### QUOTED TEXT
**********

Real Time Beat Prediction with Aubio

published: / updated:

Aubio is a great tool for extracting audio information from music in real time. It is written in C, so it runs really fast, but has also a Python interface that is easy to use with Python scripts. We can use it, together with PyAudio, to extract live audio information from a microphone, and then predict the moment of the next beat.

The following code is tested on a Raspberry Pi, with a fresh installation of PiOS Bullseye.

First, we need to install Aubio and PyAudio:

sudo apt install python3-pyaudio python3-aubio

Then we can create a Python script:

#!/usr/bin/python
 
 
import pyaudio
import aubio
import numpy as np
from time import sleep
 
 
seconds = 10 # how long this script should run
 
bufferSize = 512
windowSizeMultiple = 2 # or 4 for higher accuracy, but more computational cost
 
audioInputDeviceIndex = 1 # use 'arecord -l' to check available audio devices
audioInputChannels = 1
 
 
# create the aubio tempo detection:
hopSize = bufferSize
winSize = hopSize * windowSizeMultiple
tempoDetection = aubio.tempo(method='default', buf_size=winSize, hop_size=hopSize, samplerate=audioInputSampleRate)
 
 
# this function gets called by the input stream, as soon as enough samples are collected from the audio input:
def readAudioFrames(in_data, frame_count, time_info, status):
 
    signal = np.frombuffer(in_data, dtype=np.float32)
 
    beat = tempoDetection(signal)
    if beat:
        bpm = tempoDetection.get_bpm()
        print("beat! (running with "+str(bpm)+" bpm)")
 
    return (in_data, pyaudio.paContinue)
 
 
# create and start the input stream
pa = pyaudio.PyAudio()
audioInputDevice = pa.get_device_info_by_index(audioInputDeviceIndex)
audioInputSampleRate = int(audioInputDevice['defaultSampleRate'])
inputStream = pa.open(format=pyaudio.paFloat32,
                input=True,
                channels=audioInputChannels,
                input_device_index=audioInputDeviceIndex,
                frames_per_buffer=bufferSize,
                rate=audioInputSampleRate,
                stream_callback=readAudioFrames)
 
 
# because the input stream runs asynchronously, we just wait for a few seconds here before stopping the script:
sleep(seconds)
 
inputStream.stop_stream()
inputStream.close()
pa.terminate()

First, we create an inputStream with a stream_callback. This callback function will automatically be called by PyAudio, as soon as it has a bufferSize worth samples.

We then create a tempoDetection object with aubio. Every time, the stream_callback from PyAudio is called, we pass the in_data to the tempoDetection and get back if there is (or should be) a beat in this batch of samples.

If there is a beat, we also check what the current estimated bpm value is. Because of the nature of the used algorithm, the bpm value may be half or double of the real bpm (the algorithm prefers measurements around 107bpm, with a minimum of 40 and a maximum of 250 bpm, so for example 80 bpm is favored over 160 bpm).

hopSize is the number of samples per iteration that we feed into the beat detection algorithm. winSize is double or quadruple the size of the size of hopSize. With a source of 44100 Hz, a hopSize of 512 audio samples works great.

**********

### PROVIDED DATA

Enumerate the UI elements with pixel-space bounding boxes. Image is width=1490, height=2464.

**********

### WORK TO COMPLETE
(1) According to the page on real-time beat prediction with Aubio, on what system was the code tested?
(2) Rewrite the stretch of the Aubio beat prediction page from "We then create" through "over 160 bpm).", swapping "tempoDetection" for "beatTracker".
(3) Pick up the page on real-time beat prediction with Aubio after its final sentence and continue it.

### RESPONSES TO THE TASKS
(1) A Raspberry Pi with a fresh installation of PiOS Bullseye.

(2)
We then create a beatTracker object with aubio. Every time, the stream_callback from PyAudio is called, we pass the in_data to the beatTracker and get back if there is (or should be) a beat in this batch of samples.

If there is a beat, we also check what the current estimated bpm value is. Because of the nature of the used algorithm, the bpm value may be half or double of the real bpm (the algorithm prefers measurements around 107bpm, with a minimum of 40 and a maximum of 250 bpm, so for example 80 bpm is favored over 160 bpm).

(3)
A great video about how beat detection algorithms works under the hood is "Tempo and Beat Tracking" by AudioLabsErlangen, and also the PhD dissertation of Paul M. Brossier, Automatic Annotation of Musical Audio for Interactive Applications (which is the basis for Aubio).

We can also expand that script, so that we can run at a fixed framerate:

#!/usr/bin/python
 
 
import pyaudio
import aubio
import numpy as np
import time
from queue import Queue
 
 
frameRate = 30
 
bufferSize = 512
windowSizeMultiple = 2 # or 4 for higher accuracy, but more computational cost
 
audioInputDeviceIndex = 1 # use 'arecord -l' to check available audio devices
audioInputChannels = 1
 
 
# create the audio object and get some device information
pa = pyaudio.PyAudio()
audioInputDevice = pa.get_device_info_by_index(audioInputDeviceIndex)
audioInputSampleRate = int(audioInputDevice['defaultSampleRate'])
 
# create the aubio tempo detection:
hopSize = bufferSize
winSize = hopSize * windowSizeMultiple
tempoDetection = aubio.tempo(method='default', buf_size=winSize, hop_size=hopSize, samplerate=audioInputSampleRate)
 
# create a Queue, to handle multithreaded message exchange:
beatQueue = Queue()
 
 
# this function gets called by the input stream, as soon as enough samples are collected from the audio input:
def readAudioFrames(in_data, frame_count, time_info, status):
 
    signal = np.frombuffer(in_data, dtype=np.float32)
 
    beat = tempoDetection(signal)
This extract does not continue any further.